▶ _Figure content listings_
**********
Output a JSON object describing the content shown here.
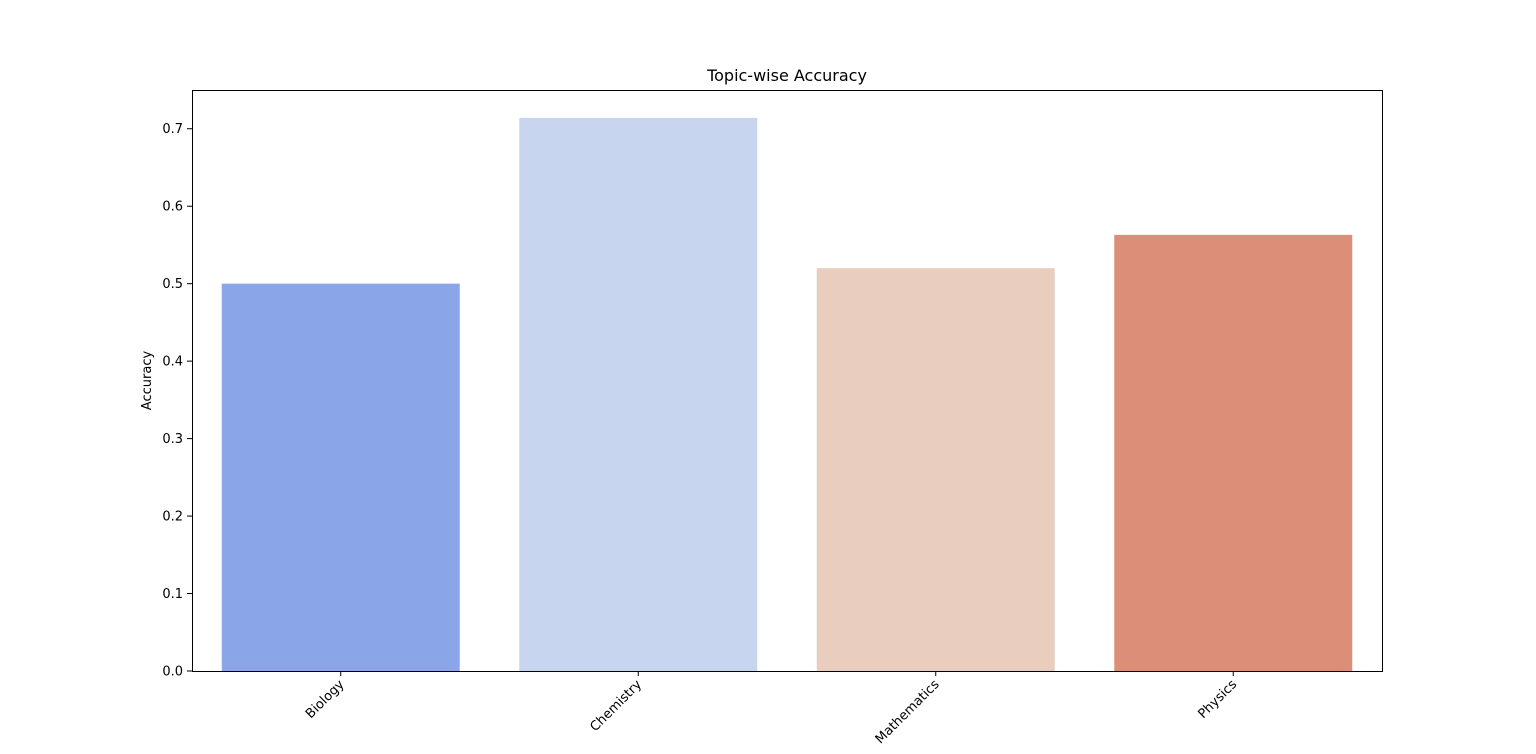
{
  "chart_data": {
    "type": "bar",
    "title": "Topic-wise Accuracy",
    "xlabel": "",
    "ylabel": "Accuracy",
    "categories": [
      "Biology",
      "Chemistry",
      "Mathematics",
      "Physics"
    ],
    "values": [
      0.5,
      0.714,
      0.52,
      0.563
    ],
    "colors": [
      "#8aa5e8",
      "#c7d5ef",
      "#e9cdbf",
      "#dc8e78"
    ],
    "ylim": [
      0,
      0.75
    ],
    "yticks": [
      0.0,
      0.1,
      0.2,
      0.3,
      0.4,
      0.5,
      0.6,
      0.7
    ],
    "ytick_labels": [
      "0.0",
      "0.1",
      "0.2",
      "0.3",
      "0.4",
      "0.5",
      "0.6",
      "0.7"
    ],
    "xtick_rotation": 45,
    "grid": false,
    "legend": "none"
  }
}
**********
▶ _Request_
Produce an exact copy of each line of data, skipping embedded images.

▶ _Response_
Output a JSON object describing the content shown here.
{
  "chart_data": {
    "type": "bar",
    "title": "Topic-wise Accuracy",
    "xlabel": "",
    "ylabel": "Accuracy",
    "categories": [
      "Biology",
      "Chemistry",
      "Mathematics",
      "Physics"
    ],
    "values": [
      0.5,
      0.714,
      0.52,
      0.563
    ],
    "colors": [
      "#8aa5e8",
      "#c7d5ef",
      "#e9cdbf",
      "#dc8e78"
    ],
    "ylim": [
      0,
      0.75
    ],
    "yticks": [
      0.0,
      0.1,
      0.2,
      0.3,
      0.4,
      0.5,
      0.6,
      0.7
    ],
    "ytick_labels": [
      "0.0",
      "0.1",
      "0.2",
      "0.3",
      "0.4",
      "0.5",
      "0.6",
      "0.7"
    ],
    "xtick_rotation": 45,
    "grid": false,
    "legend": "none"
  }
}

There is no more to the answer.